Repeat the items from the very start through the line that contains "38, 55, 56]", with that line included.

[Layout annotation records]
-=-=-

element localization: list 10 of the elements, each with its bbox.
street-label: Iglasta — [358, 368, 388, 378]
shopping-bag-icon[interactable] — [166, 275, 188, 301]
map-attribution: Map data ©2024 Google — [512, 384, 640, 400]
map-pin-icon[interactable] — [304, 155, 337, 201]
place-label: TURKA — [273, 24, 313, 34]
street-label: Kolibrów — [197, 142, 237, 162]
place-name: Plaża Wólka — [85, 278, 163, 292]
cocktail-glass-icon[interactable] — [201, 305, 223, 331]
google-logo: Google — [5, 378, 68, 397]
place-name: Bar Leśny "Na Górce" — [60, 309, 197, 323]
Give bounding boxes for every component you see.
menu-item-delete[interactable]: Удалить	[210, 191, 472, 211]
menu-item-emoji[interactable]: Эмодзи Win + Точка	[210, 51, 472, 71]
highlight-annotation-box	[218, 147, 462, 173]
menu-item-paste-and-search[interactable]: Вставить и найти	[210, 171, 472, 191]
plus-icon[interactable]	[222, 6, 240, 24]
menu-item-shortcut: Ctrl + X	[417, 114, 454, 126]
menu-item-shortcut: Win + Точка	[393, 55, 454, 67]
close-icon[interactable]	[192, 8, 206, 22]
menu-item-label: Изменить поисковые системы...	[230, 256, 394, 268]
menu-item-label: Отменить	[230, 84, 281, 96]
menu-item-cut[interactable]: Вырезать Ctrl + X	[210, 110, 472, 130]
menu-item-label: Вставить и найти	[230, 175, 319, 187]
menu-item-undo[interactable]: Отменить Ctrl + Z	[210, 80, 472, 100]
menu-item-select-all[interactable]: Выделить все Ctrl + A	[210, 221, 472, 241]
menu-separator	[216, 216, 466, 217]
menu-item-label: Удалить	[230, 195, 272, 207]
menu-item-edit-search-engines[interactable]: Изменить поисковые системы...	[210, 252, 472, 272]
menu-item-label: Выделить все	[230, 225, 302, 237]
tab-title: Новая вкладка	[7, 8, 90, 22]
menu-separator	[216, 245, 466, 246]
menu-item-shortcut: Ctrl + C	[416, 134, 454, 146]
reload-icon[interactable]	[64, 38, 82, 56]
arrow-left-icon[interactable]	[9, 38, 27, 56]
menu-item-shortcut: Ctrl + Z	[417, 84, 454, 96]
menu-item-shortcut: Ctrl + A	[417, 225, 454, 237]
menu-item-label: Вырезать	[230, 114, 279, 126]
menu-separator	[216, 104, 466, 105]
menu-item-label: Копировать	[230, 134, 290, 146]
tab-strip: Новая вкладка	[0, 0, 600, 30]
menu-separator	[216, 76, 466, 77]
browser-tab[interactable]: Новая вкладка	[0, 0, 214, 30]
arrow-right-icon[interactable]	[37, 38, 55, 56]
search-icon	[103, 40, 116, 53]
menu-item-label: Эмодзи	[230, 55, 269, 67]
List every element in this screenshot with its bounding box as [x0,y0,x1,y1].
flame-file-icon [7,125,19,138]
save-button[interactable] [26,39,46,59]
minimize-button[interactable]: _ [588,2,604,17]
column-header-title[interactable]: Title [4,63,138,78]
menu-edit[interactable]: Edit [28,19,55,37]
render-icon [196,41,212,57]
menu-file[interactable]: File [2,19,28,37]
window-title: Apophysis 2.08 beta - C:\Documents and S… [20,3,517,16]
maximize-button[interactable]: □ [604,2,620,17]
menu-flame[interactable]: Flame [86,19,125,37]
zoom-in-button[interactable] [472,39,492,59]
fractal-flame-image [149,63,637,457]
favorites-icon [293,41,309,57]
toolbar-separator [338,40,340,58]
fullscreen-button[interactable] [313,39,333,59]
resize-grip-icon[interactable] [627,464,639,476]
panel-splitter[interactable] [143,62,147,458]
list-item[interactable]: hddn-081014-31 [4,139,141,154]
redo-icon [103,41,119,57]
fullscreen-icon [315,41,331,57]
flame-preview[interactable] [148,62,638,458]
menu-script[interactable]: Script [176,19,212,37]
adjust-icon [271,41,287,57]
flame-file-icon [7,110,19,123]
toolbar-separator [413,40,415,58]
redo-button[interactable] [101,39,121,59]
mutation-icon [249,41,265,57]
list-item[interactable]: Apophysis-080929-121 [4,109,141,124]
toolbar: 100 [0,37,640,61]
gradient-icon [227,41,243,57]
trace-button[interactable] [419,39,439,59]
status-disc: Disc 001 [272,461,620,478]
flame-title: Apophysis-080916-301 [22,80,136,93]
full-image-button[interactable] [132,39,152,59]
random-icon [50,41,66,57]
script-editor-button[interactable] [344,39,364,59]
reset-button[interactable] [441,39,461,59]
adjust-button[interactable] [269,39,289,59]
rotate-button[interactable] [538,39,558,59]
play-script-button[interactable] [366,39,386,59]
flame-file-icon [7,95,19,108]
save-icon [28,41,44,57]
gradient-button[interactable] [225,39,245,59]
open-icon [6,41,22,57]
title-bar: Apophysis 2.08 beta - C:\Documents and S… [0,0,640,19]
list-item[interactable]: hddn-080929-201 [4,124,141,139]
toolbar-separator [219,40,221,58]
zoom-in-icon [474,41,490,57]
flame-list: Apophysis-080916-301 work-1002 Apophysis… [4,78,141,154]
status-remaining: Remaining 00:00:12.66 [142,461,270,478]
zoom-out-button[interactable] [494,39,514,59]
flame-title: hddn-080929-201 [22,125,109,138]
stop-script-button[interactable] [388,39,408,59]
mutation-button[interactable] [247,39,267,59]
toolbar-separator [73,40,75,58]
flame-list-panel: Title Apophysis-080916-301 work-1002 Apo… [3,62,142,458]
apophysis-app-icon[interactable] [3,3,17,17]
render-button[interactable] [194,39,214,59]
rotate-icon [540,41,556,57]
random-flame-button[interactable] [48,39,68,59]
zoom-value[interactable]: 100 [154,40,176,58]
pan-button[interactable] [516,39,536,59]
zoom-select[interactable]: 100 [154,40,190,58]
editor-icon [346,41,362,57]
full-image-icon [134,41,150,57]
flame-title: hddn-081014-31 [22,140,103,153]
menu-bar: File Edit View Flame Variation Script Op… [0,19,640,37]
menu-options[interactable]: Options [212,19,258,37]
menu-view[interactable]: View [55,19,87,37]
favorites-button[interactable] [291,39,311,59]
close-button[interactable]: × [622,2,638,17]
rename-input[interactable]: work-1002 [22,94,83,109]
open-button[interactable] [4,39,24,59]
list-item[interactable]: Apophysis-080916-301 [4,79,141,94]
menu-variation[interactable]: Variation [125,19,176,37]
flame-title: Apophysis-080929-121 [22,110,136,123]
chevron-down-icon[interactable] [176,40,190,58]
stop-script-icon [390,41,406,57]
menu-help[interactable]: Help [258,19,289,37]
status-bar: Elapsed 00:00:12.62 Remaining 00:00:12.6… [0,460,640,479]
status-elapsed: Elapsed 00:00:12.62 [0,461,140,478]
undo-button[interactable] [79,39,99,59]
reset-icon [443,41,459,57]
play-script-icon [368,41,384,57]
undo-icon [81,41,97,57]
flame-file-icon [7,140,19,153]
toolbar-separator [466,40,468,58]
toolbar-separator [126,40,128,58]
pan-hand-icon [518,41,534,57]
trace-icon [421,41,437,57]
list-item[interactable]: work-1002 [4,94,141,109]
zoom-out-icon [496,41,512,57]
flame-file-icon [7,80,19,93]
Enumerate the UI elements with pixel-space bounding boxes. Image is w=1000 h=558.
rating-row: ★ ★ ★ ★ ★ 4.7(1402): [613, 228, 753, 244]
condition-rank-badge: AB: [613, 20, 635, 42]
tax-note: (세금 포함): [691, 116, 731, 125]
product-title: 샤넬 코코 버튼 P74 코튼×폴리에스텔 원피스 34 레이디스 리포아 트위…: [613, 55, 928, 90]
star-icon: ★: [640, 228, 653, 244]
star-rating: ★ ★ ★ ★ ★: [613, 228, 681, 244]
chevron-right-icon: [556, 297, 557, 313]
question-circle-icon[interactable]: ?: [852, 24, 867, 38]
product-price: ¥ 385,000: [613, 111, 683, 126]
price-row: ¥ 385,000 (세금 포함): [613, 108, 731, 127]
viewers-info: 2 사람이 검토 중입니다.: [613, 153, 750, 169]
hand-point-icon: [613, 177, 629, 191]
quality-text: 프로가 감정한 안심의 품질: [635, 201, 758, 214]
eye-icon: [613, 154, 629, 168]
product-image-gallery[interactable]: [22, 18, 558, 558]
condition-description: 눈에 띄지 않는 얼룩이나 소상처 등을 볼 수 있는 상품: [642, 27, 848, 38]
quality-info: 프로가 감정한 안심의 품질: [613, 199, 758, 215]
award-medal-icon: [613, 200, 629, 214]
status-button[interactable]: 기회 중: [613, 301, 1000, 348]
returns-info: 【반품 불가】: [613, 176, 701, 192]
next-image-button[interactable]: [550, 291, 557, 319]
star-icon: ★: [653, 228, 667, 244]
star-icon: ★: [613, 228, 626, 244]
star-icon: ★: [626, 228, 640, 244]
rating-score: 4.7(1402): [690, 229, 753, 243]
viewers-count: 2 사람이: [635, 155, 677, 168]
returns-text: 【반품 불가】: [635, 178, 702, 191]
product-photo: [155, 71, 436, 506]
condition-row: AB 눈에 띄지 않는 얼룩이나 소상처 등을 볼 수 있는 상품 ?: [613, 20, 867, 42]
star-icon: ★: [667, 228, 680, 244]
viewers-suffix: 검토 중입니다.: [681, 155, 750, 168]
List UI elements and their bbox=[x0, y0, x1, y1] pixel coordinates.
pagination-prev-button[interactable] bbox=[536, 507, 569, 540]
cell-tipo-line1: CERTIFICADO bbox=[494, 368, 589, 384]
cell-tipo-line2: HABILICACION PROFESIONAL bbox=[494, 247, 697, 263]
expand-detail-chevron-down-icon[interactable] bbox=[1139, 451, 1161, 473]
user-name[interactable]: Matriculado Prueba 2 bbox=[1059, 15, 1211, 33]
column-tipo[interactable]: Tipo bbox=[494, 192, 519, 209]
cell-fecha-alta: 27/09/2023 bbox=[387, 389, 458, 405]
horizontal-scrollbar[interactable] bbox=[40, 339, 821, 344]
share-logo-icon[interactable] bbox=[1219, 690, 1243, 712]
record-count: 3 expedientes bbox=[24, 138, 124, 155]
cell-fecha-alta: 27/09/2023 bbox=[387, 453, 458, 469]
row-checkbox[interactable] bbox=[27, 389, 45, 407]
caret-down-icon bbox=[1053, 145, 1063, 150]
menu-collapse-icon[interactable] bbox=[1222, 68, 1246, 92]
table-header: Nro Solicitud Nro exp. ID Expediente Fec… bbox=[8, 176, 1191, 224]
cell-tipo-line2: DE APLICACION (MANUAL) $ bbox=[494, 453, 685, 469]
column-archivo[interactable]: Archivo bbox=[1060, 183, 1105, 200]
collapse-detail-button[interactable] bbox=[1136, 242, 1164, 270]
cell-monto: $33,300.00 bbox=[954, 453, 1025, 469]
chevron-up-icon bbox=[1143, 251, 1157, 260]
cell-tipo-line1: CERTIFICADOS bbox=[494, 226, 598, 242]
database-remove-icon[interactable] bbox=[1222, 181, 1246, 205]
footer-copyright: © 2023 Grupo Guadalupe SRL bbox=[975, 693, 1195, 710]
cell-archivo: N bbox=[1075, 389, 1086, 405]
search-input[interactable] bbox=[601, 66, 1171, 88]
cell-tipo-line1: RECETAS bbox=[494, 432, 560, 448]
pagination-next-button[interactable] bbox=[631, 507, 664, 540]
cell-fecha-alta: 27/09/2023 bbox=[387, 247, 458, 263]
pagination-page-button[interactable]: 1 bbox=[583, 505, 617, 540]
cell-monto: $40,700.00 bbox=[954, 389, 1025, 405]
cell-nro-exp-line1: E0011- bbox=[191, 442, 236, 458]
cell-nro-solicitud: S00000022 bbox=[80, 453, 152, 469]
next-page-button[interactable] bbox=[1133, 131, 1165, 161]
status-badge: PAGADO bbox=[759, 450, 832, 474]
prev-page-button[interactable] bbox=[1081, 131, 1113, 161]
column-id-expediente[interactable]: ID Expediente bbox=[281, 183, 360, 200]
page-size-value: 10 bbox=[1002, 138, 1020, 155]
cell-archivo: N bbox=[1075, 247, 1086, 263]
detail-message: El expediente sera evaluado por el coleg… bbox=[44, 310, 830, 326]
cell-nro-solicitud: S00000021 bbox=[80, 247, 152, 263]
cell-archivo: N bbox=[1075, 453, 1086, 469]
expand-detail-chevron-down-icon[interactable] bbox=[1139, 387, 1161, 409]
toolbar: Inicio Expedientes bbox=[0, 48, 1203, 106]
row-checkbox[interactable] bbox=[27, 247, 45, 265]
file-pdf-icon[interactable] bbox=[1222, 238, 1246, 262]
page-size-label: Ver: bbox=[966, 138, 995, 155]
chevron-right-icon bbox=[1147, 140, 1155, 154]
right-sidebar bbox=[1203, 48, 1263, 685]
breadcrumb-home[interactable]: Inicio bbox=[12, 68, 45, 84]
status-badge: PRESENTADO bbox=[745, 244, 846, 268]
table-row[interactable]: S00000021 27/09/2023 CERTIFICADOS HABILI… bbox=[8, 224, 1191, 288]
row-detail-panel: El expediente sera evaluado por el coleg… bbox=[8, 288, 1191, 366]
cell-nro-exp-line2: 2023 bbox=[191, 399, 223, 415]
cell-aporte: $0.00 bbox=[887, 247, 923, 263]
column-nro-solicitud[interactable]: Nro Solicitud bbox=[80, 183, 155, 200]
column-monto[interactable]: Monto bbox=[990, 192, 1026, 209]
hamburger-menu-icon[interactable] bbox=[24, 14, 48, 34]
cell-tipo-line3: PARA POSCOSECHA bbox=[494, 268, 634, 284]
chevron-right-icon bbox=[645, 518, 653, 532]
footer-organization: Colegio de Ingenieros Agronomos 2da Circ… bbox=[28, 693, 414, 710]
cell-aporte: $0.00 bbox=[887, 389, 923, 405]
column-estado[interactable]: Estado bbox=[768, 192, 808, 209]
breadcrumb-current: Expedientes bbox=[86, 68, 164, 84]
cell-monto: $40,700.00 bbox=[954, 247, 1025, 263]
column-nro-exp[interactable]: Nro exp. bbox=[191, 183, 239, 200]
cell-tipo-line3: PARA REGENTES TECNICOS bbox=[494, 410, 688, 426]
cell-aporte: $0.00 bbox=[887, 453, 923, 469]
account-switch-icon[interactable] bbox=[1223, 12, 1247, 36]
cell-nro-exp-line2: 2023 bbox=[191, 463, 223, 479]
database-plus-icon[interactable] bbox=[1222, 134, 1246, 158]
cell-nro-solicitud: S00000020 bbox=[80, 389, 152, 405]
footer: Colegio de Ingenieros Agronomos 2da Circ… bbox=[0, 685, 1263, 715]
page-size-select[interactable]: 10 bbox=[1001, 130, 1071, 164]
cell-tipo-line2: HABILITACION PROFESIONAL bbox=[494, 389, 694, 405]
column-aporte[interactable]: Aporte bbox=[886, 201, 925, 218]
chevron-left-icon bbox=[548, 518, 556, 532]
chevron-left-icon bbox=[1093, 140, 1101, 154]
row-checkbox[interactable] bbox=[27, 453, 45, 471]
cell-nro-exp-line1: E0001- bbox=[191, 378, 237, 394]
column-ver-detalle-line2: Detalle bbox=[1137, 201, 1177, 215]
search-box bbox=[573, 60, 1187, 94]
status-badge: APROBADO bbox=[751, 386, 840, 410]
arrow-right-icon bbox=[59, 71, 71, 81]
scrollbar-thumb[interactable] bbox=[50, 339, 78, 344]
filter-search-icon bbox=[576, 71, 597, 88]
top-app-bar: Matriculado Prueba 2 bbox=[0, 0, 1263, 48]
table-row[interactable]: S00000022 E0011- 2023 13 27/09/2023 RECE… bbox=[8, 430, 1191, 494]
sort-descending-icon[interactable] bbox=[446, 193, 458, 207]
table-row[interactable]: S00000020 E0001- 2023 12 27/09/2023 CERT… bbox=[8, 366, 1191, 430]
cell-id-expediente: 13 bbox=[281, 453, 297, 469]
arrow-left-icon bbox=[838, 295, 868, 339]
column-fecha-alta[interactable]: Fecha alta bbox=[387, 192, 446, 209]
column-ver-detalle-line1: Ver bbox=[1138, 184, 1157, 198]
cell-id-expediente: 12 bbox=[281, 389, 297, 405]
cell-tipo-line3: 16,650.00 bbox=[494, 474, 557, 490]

-=-=-

Exercise answer –
element localization: list 10 of the elements, each with its bbox.
street-label: Iglasta — [358, 368, 388, 378]
shopping-bag-icon[interactable] — [166, 275, 188, 301]
map-attribution: Map data ©2024 Google — [512, 384, 640, 400]
map-pin-icon[interactable] — [304, 155, 337, 201]
place-label: TURKA — [273, 24, 313, 34]
street-label: Kolibrów — [197, 142, 237, 162]
place-name: Plaża Wólka — [85, 278, 163, 292]
cocktail-glass-icon[interactable] — [201, 305, 223, 331]
google-logo: Google — [5, 378, 68, 397]
place-name: Bar Leśny "Na Górce" — [60, 309, 197, 323]
Give bounding boxes for every component you see.
menu-item-delete[interactable]: Удалить	[210, 191, 472, 211]
menu-item-emoji[interactable]: Эмодзи Win + Точка	[210, 51, 472, 71]
highlight-annotation-box	[218, 147, 462, 173]
menu-item-paste-and-search[interactable]: Вставить и найти	[210, 171, 472, 191]
plus-icon[interactable]	[222, 6, 240, 24]
menu-item-shortcut: Ctrl + X	[417, 114, 454, 126]
menu-item-shortcut: Win + Точка	[393, 55, 454, 67]
close-icon[interactable]	[192, 8, 206, 22]
menu-item-label: Изменить поисковые системы...	[230, 256, 394, 268]
menu-item-label: Отменить	[230, 84, 281, 96]
menu-item-cut[interactable]: Вырезать Ctrl + X	[210, 110, 472, 130]
menu-item-label: Вставить и найти	[230, 175, 319, 187]
menu-item-undo[interactable]: Отменить Ctrl + Z	[210, 80, 472, 100]
menu-item-select-all[interactable]: Выделить все Ctrl + A	[210, 221, 472, 241]
menu-separator	[216, 216, 466, 217]
menu-item-label: Удалить	[230, 195, 272, 207]
menu-item-edit-search-engines[interactable]: Изменить поисковые системы...	[210, 252, 472, 272]
menu-item-label: Выделить все	[230, 225, 302, 237]
tab-title: Новая вкладка	[7, 8, 90, 22]
menu-separator	[216, 245, 466, 246]
menu-item-shortcut: Ctrl + C	[416, 134, 454, 146]
reload-icon[interactable]	[64, 38, 82, 56]
arrow-left-icon[interactable]	[9, 38, 27, 56]
menu-item-shortcut: Ctrl + Z	[417, 84, 454, 96]
menu-item-shortcut: Ctrl + A	[417, 225, 454, 237]
menu-item-label: Вырезать	[230, 114, 279, 126]
menu-separator	[216, 104, 466, 105]
menu-item-label: Копировать	[230, 134, 290, 146]
tab-strip: Новая вкладка	[0, 0, 600, 30]
menu-separator	[216, 76, 466, 77]
browser-tab[interactable]: Новая вкладка	[0, 0, 214, 30]
arrow-right-icon[interactable]	[37, 38, 55, 56]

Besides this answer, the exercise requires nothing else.